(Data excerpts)
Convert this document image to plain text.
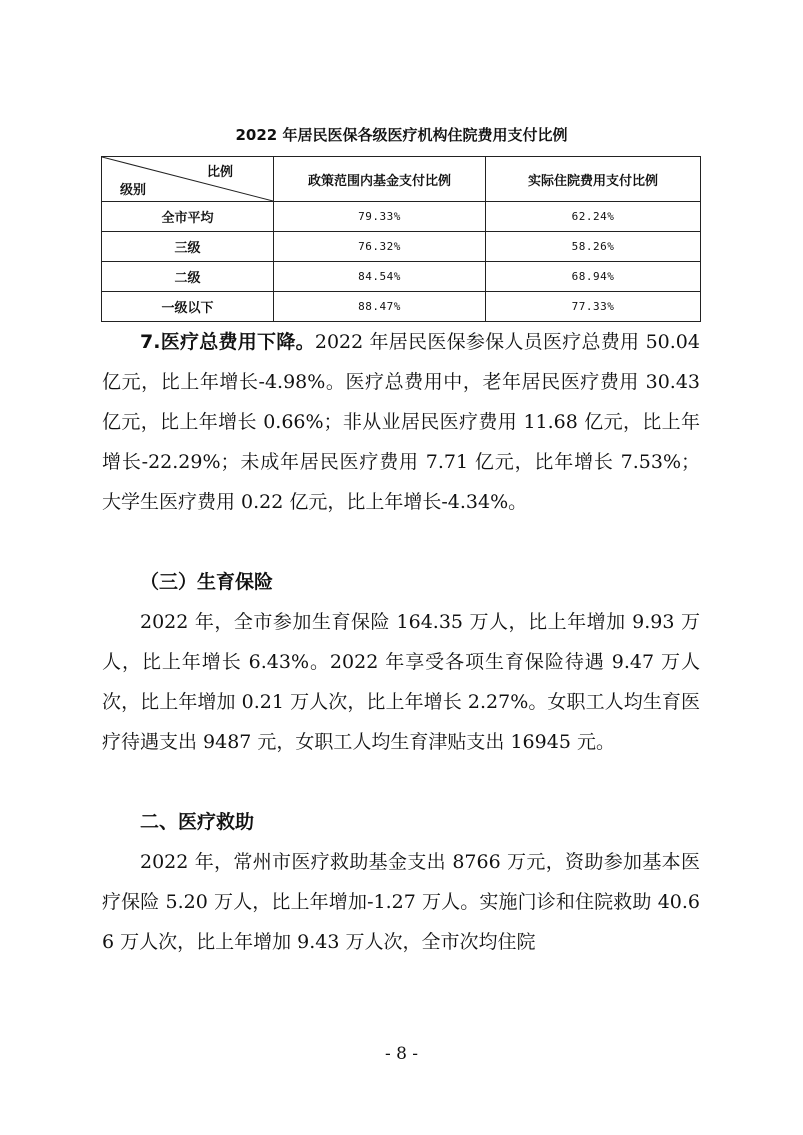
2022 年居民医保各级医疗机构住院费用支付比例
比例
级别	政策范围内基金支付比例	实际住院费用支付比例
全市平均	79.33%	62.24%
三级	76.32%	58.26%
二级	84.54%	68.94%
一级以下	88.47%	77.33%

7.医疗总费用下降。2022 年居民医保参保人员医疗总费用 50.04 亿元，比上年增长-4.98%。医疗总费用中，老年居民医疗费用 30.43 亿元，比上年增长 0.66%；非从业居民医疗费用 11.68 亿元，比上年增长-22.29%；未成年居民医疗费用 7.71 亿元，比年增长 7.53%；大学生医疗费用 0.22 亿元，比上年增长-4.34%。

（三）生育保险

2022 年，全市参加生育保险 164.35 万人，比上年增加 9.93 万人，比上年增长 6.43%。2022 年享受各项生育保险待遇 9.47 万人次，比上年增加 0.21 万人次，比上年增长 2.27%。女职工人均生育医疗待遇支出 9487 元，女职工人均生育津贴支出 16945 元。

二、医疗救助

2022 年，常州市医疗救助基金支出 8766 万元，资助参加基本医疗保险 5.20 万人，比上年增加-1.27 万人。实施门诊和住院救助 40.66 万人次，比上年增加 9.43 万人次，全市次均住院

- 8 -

◆ What needs to be done ◆
An exact transcription of all the entries is required, without the pictures.

◆ Task output ◆
Convert this document image to plain text.
2022 年居民医保各级医疗机构住院费用支付比例
比例
级别	政策范围内基金支付比例	实际住院费用支付比例
全市平均	79.33%	62.24%
三级	76.32%	58.26%
二级	84.54%	68.94%
一级以下	88.47%	77.33%

7.医疗总费用下降。2022 年居民医保参保人员医疗总费用 50.04 亿元，比上年增长-4.98%。医疗总费用中，老年居民医疗费用 30.43 亿元，比上年增长 0.66%；非从业居民医疗费用 11.68 亿元，比上年增长-22.29%；未成年居民医疗费用 7.71 亿元，比年增长 7.53%；大学生医疗费用 0.22 亿元，比上年增长-4.34%。

（三）生育保险

2022 年，全市参加生育保险 164.35 万人，比上年增加 9.93 万人，比上年增长 6.43%。2022 年享受各项生育保险待遇 9.47 万人次，比上年增加 0.21 万人次，比上年增长 2.27%。女职工人均生育医疗待遇支出 9487 元，女职工人均生育津贴支出 16945 元。

二、医疗救助

2022 年，常州市医疗救助基金支出 8766 万元，资助参加基本医疗保险 5.20 万人，比上年增加-1.27 万人。实施门诊和住院救助 40.66 万人次，比上年增加 9.43 万人次，全市次均住院

- 8 -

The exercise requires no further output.